So recently a lot of ink has been spilled on the rapid growth in Chinese mortgages.  On the face of it the increase is certainly worrying.  New mortgage lending in 2016 is up 111% and the total stock of mortgages is up 31%.  Even if we take a broader measure of household lending that likely captures a not insignificant amount of real estate related debt, medium and long term loans to households is up 31%.  The numbers on their face appear large with medium and long term loans to household registering 22 trillion RMB and personal mortgages clocking in at 16.5 trillion RMB.

These sound like big number and in some ways they are, but in reality these numbers are if anything suspiciously too low.  Most get caught up on the size of the numbers but never place these total numbers in any type of context.  In fact, if you place these numbers in context, these numbers are absurdly low.  Let me explain.

For conservatism, data, and simplicity sake, I am going to limit the analysis to urban housing units.  In other words, let us assume that all mortgage and medium to long term household debt is owed only by urban households.  This does not change the outcome in anyway and if anything make it much more conservative than it would be otherwise.

The primary thing we want to do is adjust for the number of households in urban China.  Without going into all the underlying calculations, which come from all official data, there are approximately 272 million urban households in China and according to official data, only a very small number of households do not own their housing.  Again, this is all relying and strictly using official data.

If we then estimate urban residential real estate wealth using the 100 City Index price per square meter as our high value and the Third Tier City Price per square meter as our low value, we have both a high and low value for our estimate of urban residential real estate wealth.  This gives us an estimated upper bound of 330 trillion RMB and a lower range of 189 trillion RMB.

◆ WHAT THIS TASK INVOLVES:
Can you carry on the passage on Chinese mortgage lending from the point where it stops? The listing has no connection to the passage on Chinese mortgage lending.

◆ Records from a dataset:

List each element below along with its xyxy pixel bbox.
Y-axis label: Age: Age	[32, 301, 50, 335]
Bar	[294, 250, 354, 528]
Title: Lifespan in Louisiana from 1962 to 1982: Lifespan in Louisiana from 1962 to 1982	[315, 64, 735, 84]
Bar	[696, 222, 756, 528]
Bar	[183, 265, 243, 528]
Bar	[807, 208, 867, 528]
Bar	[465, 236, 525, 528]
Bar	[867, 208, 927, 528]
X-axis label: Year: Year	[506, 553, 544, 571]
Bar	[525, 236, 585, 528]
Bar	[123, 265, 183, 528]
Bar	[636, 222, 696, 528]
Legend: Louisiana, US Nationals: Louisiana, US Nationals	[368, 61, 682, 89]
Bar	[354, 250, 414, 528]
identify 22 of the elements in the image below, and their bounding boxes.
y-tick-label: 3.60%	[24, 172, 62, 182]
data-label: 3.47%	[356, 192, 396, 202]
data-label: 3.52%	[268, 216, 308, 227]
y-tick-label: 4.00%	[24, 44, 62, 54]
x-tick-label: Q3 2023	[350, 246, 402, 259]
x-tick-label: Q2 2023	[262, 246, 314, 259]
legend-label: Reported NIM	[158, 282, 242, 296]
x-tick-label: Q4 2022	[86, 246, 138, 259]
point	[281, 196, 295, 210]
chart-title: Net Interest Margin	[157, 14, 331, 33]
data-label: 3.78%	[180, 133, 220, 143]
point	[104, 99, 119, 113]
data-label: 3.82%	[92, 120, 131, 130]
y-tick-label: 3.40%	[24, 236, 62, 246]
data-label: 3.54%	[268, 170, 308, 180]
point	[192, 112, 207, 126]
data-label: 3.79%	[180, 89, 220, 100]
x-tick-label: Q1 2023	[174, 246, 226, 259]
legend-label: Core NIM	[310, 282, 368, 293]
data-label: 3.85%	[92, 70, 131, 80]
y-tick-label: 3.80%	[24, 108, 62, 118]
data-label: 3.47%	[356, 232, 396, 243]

◆ TASK ANSWER:
Here is where it gets interesting.  If we translate this into a broad loan to value number, this means that urban China has an estimate loan to value ratio on its real estate holdings of 5-9%.  In other words, almost all of urban Chinese real estate is owned almost entirely free and clear according to official statistics.

If we apply this analysis backwards, the numbers are even more nonsensical.  In 2011, the urban loan to value ratio ranged from 3.3-4.5%.  If we use absolute numbers, the appear even more absurd.  When the average housing unit in 2011 cost 665,000 RMB using the third tier city price and 910,067 using the the 100 City National Index, mortgage debt totaled only 29,675 RMB per urban housing unit.

If we focus just on the new mortgages and new urban units, the numbers look decidedly problematic.  For instance, if we use the 100 City Index housing price, this would give us an implied equity share for new housing units from new mortgages of 71%.  In other words, if we assume that only newly constructed units are purchased with new mortgage debt, owners would be providing a down payment equal to about 71%.

Now while I use the slightly more restrictive mortgage debt, even if we include the broader label of medium and long term this would barely dent the number.  If we use the medium and long term household debt number instead which is only about 4-5 trillion RMB more, again using only urban households, this would still barely move the per unit or value debt number.   To bring Chinese urban housing wealth up to a 20% LTV, would require about a 41 trillion RMB increase in mortgage debt.  Put another way, outstanding mortgage debt would need to go from about 16.5 trillion RMB to 58 trillion RMB. Including the obvious candidates that some have nominated simply does not come close to making these numbers plausible.

We are left with a conundrum: either believe the data at these levels or find a better candidate when no good obvious source of debt under counting exists.  I’ll be honest in saying I’m not sure whether to accept them as vaguely reasonable representation or believe that they are not even close.

If we consider the possibility that these debt numbers are relatively accurate, while there are positives, there are also very real risks.  First, it raises the scope that Beijing could further increase urbanization and home ownership rates by loosening credit.  However, there is evidence that rural households migrating to urban areas are already debt budget constrained and that Beijing is uncomfortable with the level of debt even at these levels.  Additionally, this raises the possibility that real estate prices have a long way further to appreciate which seems implausible given already elevated price to income levels.

Second, this would imply that households have put very high level of savings into their homes and may have less liquidity available than understood.  By some recent estimates, Chinese households had 70% of their wealth in real estate.  Liquidity constraints may exacerbate any real estate or broader economic down turn placing additional pressure on prices.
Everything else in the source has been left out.